=== What needs to be done ===
Select the lines that contain "中国大陆通用" and copy each of them.

━━━━━ Source records

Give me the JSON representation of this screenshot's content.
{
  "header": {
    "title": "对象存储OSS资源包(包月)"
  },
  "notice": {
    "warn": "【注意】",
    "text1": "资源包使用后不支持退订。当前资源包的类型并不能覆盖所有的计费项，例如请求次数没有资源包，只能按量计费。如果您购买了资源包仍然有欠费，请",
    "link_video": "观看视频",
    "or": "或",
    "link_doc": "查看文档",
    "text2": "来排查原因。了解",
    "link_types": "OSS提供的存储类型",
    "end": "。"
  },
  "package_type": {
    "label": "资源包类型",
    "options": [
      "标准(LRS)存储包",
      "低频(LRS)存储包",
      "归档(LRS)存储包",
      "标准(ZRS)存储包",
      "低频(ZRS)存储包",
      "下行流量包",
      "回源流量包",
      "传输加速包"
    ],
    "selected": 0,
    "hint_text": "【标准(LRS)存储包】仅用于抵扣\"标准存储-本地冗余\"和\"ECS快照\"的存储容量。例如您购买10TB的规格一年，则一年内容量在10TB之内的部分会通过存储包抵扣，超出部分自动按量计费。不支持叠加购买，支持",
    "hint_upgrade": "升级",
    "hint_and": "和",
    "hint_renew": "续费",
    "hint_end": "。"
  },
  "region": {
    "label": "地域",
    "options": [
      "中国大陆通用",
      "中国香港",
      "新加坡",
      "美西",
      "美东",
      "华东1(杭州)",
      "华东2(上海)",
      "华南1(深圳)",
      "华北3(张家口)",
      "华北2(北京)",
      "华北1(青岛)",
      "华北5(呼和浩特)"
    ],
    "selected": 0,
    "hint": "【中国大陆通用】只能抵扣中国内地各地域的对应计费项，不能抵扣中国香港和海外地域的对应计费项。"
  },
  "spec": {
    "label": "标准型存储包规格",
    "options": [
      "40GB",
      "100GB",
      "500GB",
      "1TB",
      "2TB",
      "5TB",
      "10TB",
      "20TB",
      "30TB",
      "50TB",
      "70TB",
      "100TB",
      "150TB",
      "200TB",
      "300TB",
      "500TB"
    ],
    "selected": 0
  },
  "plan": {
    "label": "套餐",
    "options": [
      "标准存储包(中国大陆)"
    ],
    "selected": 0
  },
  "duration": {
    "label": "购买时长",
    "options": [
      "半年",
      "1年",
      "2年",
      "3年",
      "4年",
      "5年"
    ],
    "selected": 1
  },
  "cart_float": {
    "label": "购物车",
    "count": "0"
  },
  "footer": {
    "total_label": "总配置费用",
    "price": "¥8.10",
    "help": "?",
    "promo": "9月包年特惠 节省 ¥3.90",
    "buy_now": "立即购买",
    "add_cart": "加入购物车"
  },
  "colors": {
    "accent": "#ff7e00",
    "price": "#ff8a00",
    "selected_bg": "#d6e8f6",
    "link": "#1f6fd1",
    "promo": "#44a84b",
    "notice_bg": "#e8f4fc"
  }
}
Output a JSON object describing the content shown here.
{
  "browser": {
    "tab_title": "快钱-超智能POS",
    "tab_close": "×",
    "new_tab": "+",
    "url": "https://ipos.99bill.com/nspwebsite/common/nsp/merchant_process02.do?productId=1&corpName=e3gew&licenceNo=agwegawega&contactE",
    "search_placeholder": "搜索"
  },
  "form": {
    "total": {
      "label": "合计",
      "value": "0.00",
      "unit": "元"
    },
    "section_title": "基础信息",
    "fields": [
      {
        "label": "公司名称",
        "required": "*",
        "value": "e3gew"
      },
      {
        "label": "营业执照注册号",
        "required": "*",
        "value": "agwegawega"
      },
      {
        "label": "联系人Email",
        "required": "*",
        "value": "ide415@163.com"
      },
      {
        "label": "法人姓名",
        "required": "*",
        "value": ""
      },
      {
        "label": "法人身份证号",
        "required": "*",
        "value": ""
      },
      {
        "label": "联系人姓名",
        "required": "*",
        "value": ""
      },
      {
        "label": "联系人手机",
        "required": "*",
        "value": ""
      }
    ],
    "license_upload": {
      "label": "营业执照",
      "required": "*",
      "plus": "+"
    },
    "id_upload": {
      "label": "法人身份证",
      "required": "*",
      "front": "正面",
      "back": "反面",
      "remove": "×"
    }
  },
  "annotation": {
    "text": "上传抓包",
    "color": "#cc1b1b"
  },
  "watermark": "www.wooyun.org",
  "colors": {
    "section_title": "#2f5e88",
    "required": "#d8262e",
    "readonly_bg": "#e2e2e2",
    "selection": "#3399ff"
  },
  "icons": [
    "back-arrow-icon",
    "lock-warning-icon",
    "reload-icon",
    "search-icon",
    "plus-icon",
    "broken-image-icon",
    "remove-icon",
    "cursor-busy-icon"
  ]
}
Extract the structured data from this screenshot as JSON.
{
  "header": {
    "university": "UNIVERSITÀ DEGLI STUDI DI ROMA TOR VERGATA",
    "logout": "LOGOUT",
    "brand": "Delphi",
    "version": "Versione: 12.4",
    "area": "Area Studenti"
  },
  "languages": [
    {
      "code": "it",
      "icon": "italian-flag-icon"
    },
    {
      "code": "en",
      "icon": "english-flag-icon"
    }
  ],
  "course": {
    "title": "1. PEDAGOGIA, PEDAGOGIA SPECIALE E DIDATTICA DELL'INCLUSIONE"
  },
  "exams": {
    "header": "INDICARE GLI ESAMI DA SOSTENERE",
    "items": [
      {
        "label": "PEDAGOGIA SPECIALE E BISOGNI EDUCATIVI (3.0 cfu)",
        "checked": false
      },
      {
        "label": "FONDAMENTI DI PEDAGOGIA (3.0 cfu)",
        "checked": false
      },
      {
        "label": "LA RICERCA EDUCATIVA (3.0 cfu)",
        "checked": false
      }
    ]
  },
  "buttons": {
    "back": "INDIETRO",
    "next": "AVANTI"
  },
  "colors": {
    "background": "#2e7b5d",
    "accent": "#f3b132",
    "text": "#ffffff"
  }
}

━━━━━━━━━━

=== Full output ===
      "中国大陆通用",
    "hint": "【中国大陆通用】只能抵扣中国内地各地域的对应计费项，不能抵扣中国香港和海外地域的对应计费项。"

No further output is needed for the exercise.